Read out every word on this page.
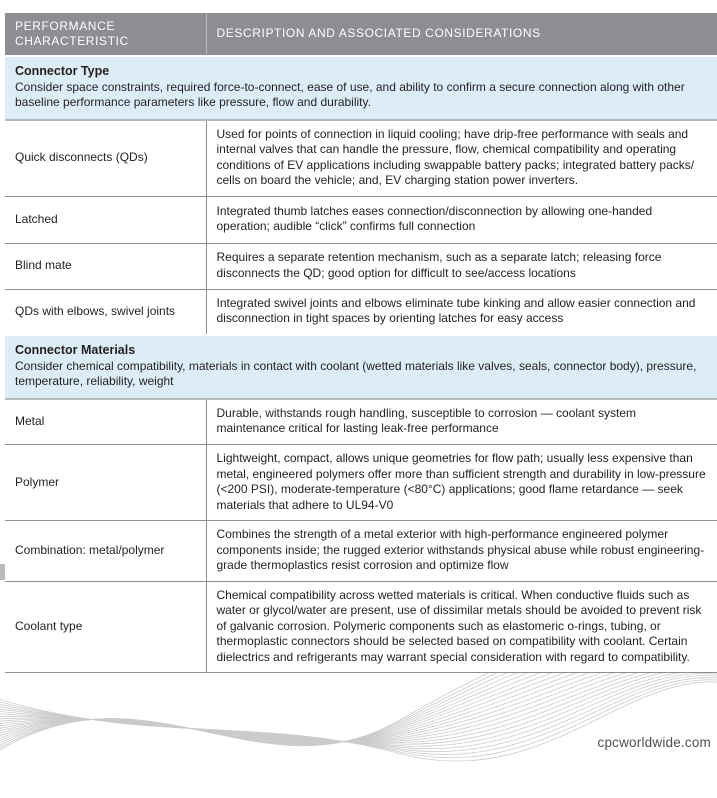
PERFORMANCE CHARACTERISTIC	DESCRIPTION AND ASSOCIATED CONSIDERATIONS

Connector Type
Consider space constraints, required force-to-connect, ease of use, and ability to confirm a secure connection along with other baseline performance parameters like pressure, flow and durability.	
Quick disconnects (QDs)	Used for points of connection in liquid cooling; have drip-free performance with seals and internal valves that can handle the pressure, flow, chemical compatibility and operating conditions of EV applications including swappable battery packs; integrated battery packs/ cells on board the vehicle; and, EV charging station power inverters.
Latched	Integrated thumb latches eases connection/disconnection by allowing one-handed operation; audible “click” confirms full connection
Blind mate	Requires a separate retention mechanism, such as a separate latch; releasing force disconnects the QD; good option for difficult to see/access locations
QDs with elbows, swivel joints	Integrated swivel joints and elbows eliminate tube kinking and allow easier connection and disconnection in tight spaces by orienting latches for easy access

Connector Materials
Consider chemical compatibility, materials in contact with coolant (wetted materials like valves, seals, connector body), pressure, temperature, reliability, weight	
Metal	Durable, withstands rough handling, susceptible to corrosion — coolant system maintenance critical for lasting leak-free performance
Polymer	Lightweight, compact, allows unique geometries for flow path; usually less expensive than metal, engineered polymers offer more than sufficient strength and durability in low-pressure (<200 PSI), moderate-temperature (<80°C) applications; good flame retardance — seek materials that adhere to UL94-V0
Combination: metal/polymer	Combines the strength of a metal exterior with high-performance engineered polymer components inside; the rugged exterior withstands physical abuse while robust engineering-grade thermoplastics resist corrosion and optimize flow
Coolant type	Chemical compatibility across wetted materials is critical. When conductive fluids such as water or glycol/water are present, use of dissimilar metals should be avoided to prevent risk of galvanic corrosion. Polymeric components such as elastomeric o-rings, tubing, or thermoplastic connectors should be selected based on compatibility with coolant. Certain dielectrics and refrigerants may warrant special consideration with regard to compatibility.
cpcworldwide.com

* * * * * * * * *

→ Instructions to follow:
For the string "disconnects", return every line of the data where it appears.

→ Solved exercise:
Quick disconnects (QDs)	Used for points of connection in liquid cooling; have drip-free performance with seals and internal valves that can handle the pressure, flow, chemical compatibility and operating conditions of EV applications including swappable battery packs; integrated battery packs/ cells on board the vehicle; and, EV charging station power inverters.
Blind mate	Requires a separate retention mechanism, such as a separate latch; releasing force disconnects the QD; good option for difficult to see/access locations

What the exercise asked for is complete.